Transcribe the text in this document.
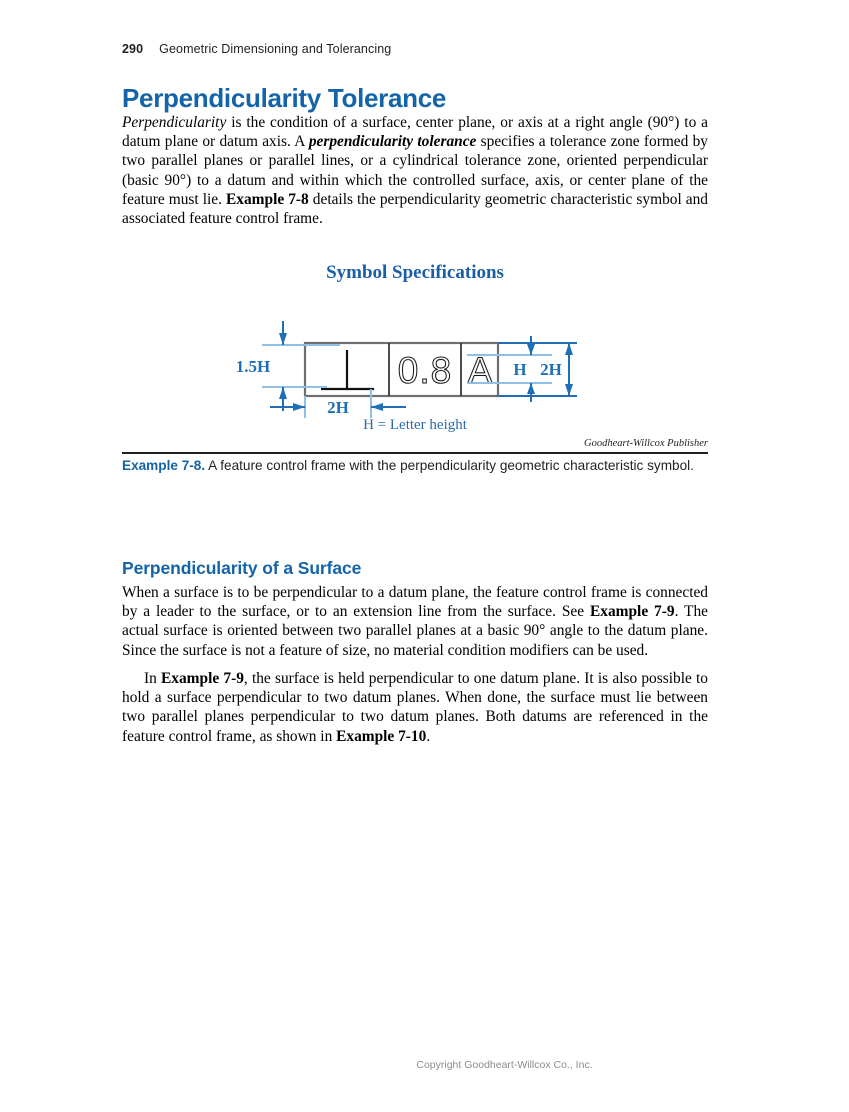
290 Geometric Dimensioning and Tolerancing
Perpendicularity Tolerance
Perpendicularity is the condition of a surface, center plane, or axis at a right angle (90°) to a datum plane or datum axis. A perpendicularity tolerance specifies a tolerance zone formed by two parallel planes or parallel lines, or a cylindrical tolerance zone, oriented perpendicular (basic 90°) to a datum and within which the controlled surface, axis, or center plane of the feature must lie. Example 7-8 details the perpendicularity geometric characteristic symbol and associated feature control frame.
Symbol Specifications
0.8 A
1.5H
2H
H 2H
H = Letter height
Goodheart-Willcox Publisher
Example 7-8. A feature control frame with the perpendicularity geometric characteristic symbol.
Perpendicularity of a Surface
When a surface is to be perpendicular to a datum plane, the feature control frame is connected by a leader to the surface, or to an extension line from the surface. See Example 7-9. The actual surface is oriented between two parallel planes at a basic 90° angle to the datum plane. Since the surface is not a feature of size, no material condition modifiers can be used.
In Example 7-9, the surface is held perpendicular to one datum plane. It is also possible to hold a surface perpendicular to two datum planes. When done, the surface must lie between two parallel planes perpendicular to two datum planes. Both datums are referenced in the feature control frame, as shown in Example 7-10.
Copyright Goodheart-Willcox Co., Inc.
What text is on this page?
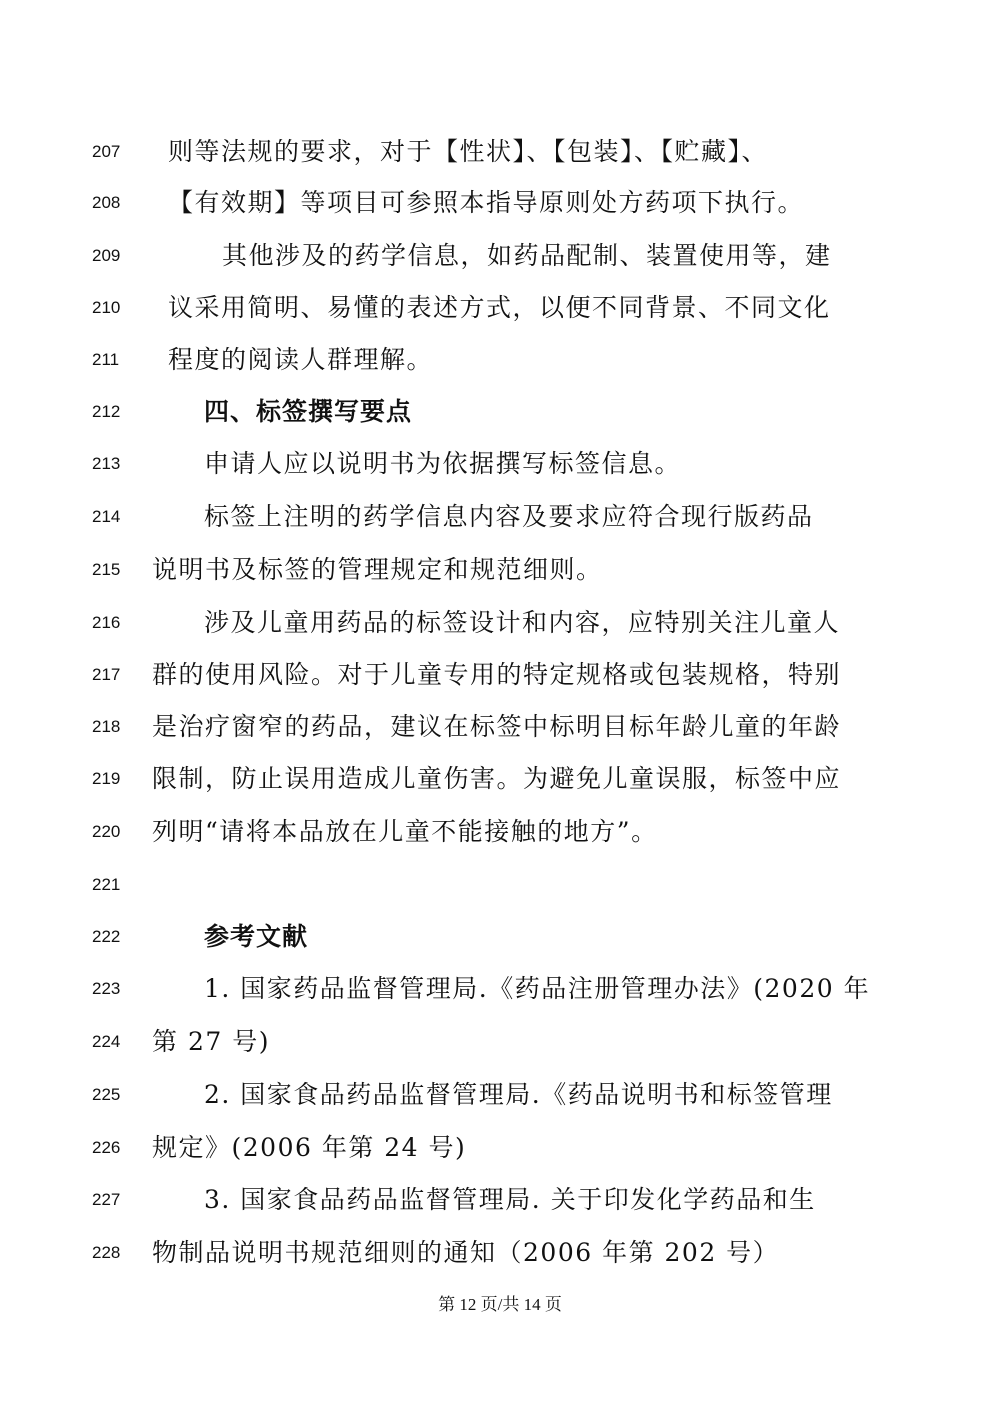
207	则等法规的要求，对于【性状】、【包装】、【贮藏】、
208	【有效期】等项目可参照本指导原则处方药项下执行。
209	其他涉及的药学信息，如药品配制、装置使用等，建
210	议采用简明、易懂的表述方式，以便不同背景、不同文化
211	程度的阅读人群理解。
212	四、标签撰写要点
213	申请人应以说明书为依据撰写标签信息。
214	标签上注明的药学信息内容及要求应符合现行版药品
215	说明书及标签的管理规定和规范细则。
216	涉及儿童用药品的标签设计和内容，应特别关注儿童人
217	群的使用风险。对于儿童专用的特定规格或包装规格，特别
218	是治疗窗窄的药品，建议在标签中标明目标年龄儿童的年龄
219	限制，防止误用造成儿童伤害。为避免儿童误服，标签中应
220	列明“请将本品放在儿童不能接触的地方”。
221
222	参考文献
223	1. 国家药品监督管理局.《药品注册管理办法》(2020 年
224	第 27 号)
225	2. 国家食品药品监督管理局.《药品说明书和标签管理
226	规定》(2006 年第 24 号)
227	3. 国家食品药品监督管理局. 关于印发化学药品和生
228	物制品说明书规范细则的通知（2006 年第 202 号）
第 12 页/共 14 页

# YOUR INSTRUCTIONS
Check each line of the records above for the string "Goodheart", and report every line that has it.

# FULL OUTPUT
Goodheart-Willcox Publisher
Copyright Goodheart-Willcox Co., Inc.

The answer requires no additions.